Exercise instructions
Every line that holds "heading" should be shown.

Records for the task
(begin)

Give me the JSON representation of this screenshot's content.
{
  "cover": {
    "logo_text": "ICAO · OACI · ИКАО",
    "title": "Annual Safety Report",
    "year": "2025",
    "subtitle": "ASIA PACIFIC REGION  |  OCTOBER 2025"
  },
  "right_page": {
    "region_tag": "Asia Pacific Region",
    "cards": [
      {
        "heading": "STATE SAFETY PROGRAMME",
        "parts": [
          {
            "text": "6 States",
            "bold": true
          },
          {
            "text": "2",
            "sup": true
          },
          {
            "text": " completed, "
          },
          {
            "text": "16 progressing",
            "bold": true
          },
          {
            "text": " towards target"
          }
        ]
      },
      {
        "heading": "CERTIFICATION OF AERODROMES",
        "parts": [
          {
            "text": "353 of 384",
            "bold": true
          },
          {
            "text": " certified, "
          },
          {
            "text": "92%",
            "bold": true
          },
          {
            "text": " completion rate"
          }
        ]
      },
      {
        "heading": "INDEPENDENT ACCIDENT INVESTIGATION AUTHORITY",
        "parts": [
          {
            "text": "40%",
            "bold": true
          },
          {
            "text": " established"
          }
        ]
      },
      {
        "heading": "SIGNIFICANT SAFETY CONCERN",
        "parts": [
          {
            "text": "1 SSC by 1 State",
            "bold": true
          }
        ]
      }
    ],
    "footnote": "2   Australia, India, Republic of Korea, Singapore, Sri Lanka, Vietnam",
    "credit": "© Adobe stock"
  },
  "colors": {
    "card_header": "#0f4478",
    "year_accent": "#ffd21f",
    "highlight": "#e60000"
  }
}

(end)

Answer for this exercise
        "heading": "STATE SAFETY PROGRAMME",
        "heading": "CERTIFICATION OF AERODROMES",
        "heading": "INDEPENDENT ACCIDENT INVESTIGATION AUTHORITY",
        "heading": "SIGNIFICANT SAFETY CONCERN",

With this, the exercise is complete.